_ÉNONCÉ:_
Pouvez-vous recopier les lignes, de celle qui contient « notes-group-label: Notes bbox=[165, 196, 203, 210] » à celle qui contient « contacts-sync-value: Outlook 2007 », en renommant « Outlook 2007 » en « Outlook 2010 » et sans rien changer d'autre ?

_Données de disposition spatiale:_
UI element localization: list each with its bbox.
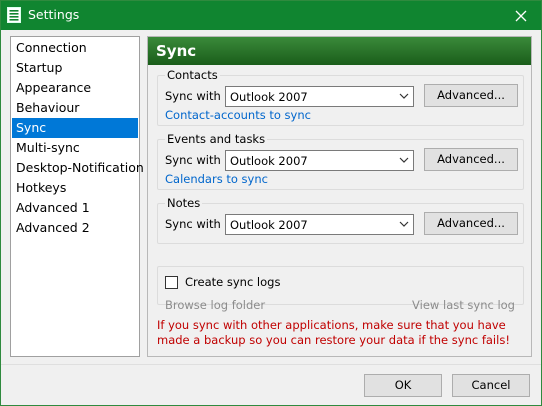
notes-group-label: Notes bbox=[165, 196, 203, 210]
sidebar-item-appearance[interactable]: Appearance bbox=[12, 78, 138, 98]
sidebar-item-multi-sync[interactable]: Multi-sync bbox=[12, 138, 138, 158]
chevron-down-icon bbox=[399, 221, 409, 227]
events-sync-with-label: Sync with bbox=[165, 153, 221, 167]
notes-sync-value: Outlook 2007 bbox=[230, 218, 308, 232]
sidebar-item-hotkeys[interactable]: Hotkeys bbox=[12, 178, 138, 198]
events-sync-value: Outlook 2007 bbox=[230, 154, 308, 168]
notes-advanced-button[interactable]: Advanced... bbox=[424, 212, 518, 235]
sync-warning-text: If you sync with other applications, mak… bbox=[157, 318, 510, 347]
notes-group: Notes Sync with Outlook 2007 Advanced... bbox=[157, 196, 524, 244]
dialog-footer: OK Cancel bbox=[1, 364, 541, 405]
contacts-sync-with-label: Sync with bbox=[165, 89, 221, 103]
contacts-group-label: Contacts bbox=[165, 68, 220, 82]
close-button[interactable] bbox=[501, 1, 541, 30]
contacts-group: Contacts Sync with Outlook 2007 Advanced… bbox=[157, 68, 524, 126]
contacts-sync-value: Outlook 2007 bbox=[230, 90, 308, 104]
sidebar-item-advanced-1[interactable]: Advanced 1 bbox=[12, 198, 138, 218]
panel-title: Sync bbox=[148, 37, 531, 65]
view-last-sync-log-link[interactable]: View last sync log bbox=[412, 298, 515, 312]
close-icon bbox=[515, 10, 527, 21]
window-title: Settings bbox=[28, 7, 80, 22]
sidebar-item-connection[interactable]: Connection bbox=[12, 38, 138, 58]
settings-category-list[interactable]: Connection Startup Appearance Behaviour … bbox=[10, 36, 144, 357]
sidebar-item-sync[interactable]: Sync bbox=[12, 118, 138, 138]
contact-accounts-link[interactable]: Contact-accounts to sync bbox=[165, 108, 311, 122]
sidebar-item-desktop-notification[interactable]: Desktop-Notification bbox=[12, 158, 144, 178]
create-sync-logs-checkbox[interactable] bbox=[165, 276, 178, 289]
contacts-advanced-button[interactable]: Advanced... bbox=[424, 84, 518, 107]
notes-sync-select[interactable]: Outlook 2007 bbox=[225, 214, 414, 235]
contacts-sync-select[interactable]: Outlook 2007 bbox=[225, 86, 414, 107]
sync-settings-panel: Sync Contacts Sync with Outlook 2007 Adv… bbox=[147, 36, 532, 357]
title-bar[interactable]: Settings bbox=[1, 1, 541, 30]
calendars-to-sync-link[interactable]: Calendars to sync bbox=[165, 172, 268, 186]
create-sync-logs-label[interactable]: Create sync logs bbox=[185, 275, 280, 289]
notes-sync-with-label: Sync with bbox=[165, 217, 221, 231]
sidebar-item-behaviour[interactable]: Behaviour bbox=[12, 98, 138, 118]
sidebar-item-advanced-2[interactable]: Advanced 2 bbox=[12, 218, 138, 238]
ok-button[interactable]: OK bbox=[364, 374, 442, 397]
cancel-button[interactable]: Cancel bbox=[452, 374, 530, 397]
sync-logs-group: Create sync logs Browse log folder View … bbox=[157, 266, 524, 312]
settings-window: Settings Connection Startup Appearance B… bbox=[0, 0, 542, 406]
browse-log-folder-link[interactable]: Browse log folder bbox=[165, 298, 265, 312]
chevron-down-icon bbox=[399, 157, 409, 163]
events-sync-select[interactable]: Outlook 2007 bbox=[225, 150, 414, 171]
events-tasks-group-label: Events and tasks bbox=[165, 132, 268, 146]
events-tasks-group: Events and tasks Sync with Outlook 2007 … bbox=[157, 132, 524, 190]
chevron-down-icon bbox=[399, 93, 409, 99]
events-advanced-button[interactable]: Advanced... bbox=[424, 148, 518, 171]
sidebar-item-startup[interactable]: Startup bbox=[12, 58, 138, 78]
app-icon bbox=[7, 7, 21, 23]
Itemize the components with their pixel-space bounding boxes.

_SOLUTION COMPLÈTE:_
notes-group-label: Notes bbox=[165, 196, 203, 210]
sidebar-item-appearance[interactable]: Appearance bbox=[12, 78, 138, 98]
sidebar-item-multi-sync[interactable]: Multi-sync bbox=[12, 138, 138, 158]
chevron-down-icon bbox=[399, 221, 409, 227]
events-sync-with-label: Sync with bbox=[165, 153, 221, 167]
notes-sync-value: Outlook 2010 bbox=[230, 218, 308, 232]
sidebar-item-hotkeys[interactable]: Hotkeys bbox=[12, 178, 138, 198]
events-sync-value: Outlook 2010 bbox=[230, 154, 308, 168]
notes-advanced-button[interactable]: Advanced... bbox=[424, 212, 518, 235]
sync-warning-text: If you sync with other applications, mak… bbox=[157, 318, 510, 347]
notes-group: Notes Sync with Outlook 2010 Advanced... bbox=[157, 196, 524, 244]
dialog-footer: OK Cancel bbox=[1, 364, 541, 405]
contacts-sync-with-label: Sync with bbox=[165, 89, 221, 103]
contacts-group-label: Contacts bbox=[165, 68, 220, 82]
close-button[interactable] bbox=[501, 1, 541, 30]
contacts-group: Contacts Sync with Outlook 2010 Advanced… bbox=[157, 68, 524, 126]
contacts-sync-value: Outlook 2010 bbox=[230, 90, 308, 104]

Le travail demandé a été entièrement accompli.